[Rows from a dataset]
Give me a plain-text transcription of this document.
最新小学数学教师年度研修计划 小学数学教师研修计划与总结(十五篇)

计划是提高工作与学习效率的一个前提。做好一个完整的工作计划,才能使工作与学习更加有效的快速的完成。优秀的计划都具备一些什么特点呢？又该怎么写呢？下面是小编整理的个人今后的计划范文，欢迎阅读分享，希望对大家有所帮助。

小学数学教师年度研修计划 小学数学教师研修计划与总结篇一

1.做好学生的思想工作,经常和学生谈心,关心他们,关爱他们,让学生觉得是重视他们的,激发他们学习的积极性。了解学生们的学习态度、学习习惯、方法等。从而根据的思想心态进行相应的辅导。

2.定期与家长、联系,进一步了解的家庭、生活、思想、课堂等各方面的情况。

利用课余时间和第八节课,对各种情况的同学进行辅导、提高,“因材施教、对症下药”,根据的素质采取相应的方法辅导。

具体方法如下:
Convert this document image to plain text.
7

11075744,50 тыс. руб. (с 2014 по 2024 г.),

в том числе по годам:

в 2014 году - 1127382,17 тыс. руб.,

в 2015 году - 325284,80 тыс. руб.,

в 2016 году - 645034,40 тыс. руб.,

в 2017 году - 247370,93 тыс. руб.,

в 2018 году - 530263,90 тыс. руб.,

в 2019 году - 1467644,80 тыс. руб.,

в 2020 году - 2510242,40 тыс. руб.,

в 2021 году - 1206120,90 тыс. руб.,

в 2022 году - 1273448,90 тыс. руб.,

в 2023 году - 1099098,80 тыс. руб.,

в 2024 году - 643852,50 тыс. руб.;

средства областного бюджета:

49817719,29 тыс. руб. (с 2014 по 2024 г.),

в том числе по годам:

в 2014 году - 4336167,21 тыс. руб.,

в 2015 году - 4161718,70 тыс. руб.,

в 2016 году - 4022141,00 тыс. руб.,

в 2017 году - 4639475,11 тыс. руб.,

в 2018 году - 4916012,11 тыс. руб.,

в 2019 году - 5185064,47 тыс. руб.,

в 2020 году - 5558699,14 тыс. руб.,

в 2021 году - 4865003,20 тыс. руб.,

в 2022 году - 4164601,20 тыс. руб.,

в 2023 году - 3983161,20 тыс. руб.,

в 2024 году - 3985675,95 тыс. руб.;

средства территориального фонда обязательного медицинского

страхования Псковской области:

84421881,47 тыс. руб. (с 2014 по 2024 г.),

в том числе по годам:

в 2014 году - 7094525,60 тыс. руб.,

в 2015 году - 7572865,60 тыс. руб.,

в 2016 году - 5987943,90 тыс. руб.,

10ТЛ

* What is being asked *
Extract the complete data, matching each line exactly.

* Reply *
Give me a plain-text transcription of this document.
最新小学数学教师年度研修计划 小学数学教师研修计划与总结(十五篇)

计划是提高工作与学习效率的一个前提。做好一个完整的工作计划,才能使工作与学习更加有效的快速的完成。优秀的计划都具备一些什么特点呢？又该怎么写呢？下面是小编整理的个人今后的计划范文，欢迎阅读分享，希望对大家有所帮助。

小学数学教师年度研修计划 小学数学教师研修计划与总结篇一

1.做好学生的思想工作,经常和学生谈心,关心他们,关爱他们,让学生觉得是重视他们的,激发他们学习的积极性。了解学生们的学习态度、学习习惯、方法等。从而根据的思想心态进行相应的辅导。

2.定期与家长、联系,进一步了解的家庭、生活、思想、课堂等各方面的情况。

利用课余时间和第八节课,对各种情况的同学进行辅导、提高,“因材施教、对症下药”,根据的素质采取相应的方法辅导。

具体方法如下:
Convert this document image to plain text.
7

11075744,50 тыс. руб. (с 2014 по 2024 г.),

в том числе по годам:

в 2014 году - 1127382,17 тыс. руб.,

в 2015 году - 325284,80 тыс. руб.,

в 2016 году - 645034,40 тыс. руб.,

в 2017 году - 247370,93 тыс. руб.,

в 2018 году - 530263,90 тыс. руб.,

в 2019 году - 1467644,80 тыс. руб.,

в 2020 году - 2510242,40 тыс. руб.,

в 2021 году - 1206120,90 тыс. руб.,

в 2022 году - 1273448,90 тыс. руб.,

в 2023 году - 1099098,80 тыс. руб.,

в 2024 году - 643852,50 тыс. руб.;

средства областного бюджета:

49817719,29 тыс. руб. (с 2014 по 2024 г.),

в том числе по годам:

в 2014 году - 4336167,21 тыс. руб.,

в 2015 году - 4161718,70 тыс. руб.,

в 2016 году - 4022141,00 тыс. руб.,

в 2017 году - 4639475,11 тыс. руб.,

в 2018 году - 4916012,11 тыс. руб.,

в 2019 году - 5185064,47 тыс. руб.,

в 2020 году - 5558699,14 тыс. руб.,

в 2021 году - 4865003,20 тыс. руб.,

в 2022 году - 4164601,20 тыс. руб.,

в 2023 году - 3983161,20 тыс. руб.,

в 2024 году - 3985675,95 тыс. руб.;

средства территориального фонда обязательного медицинского

страхования Псковской области:

84421881,47 тыс. руб. (с 2014 по 2024 г.),

в том числе по годам:

в 2014 году - 7094525,60 тыс. руб.,

в 2015 году - 7572865,60 тыс. руб.,

в 2016 году - 5987943,90 тыс. руб.,

10ТЛ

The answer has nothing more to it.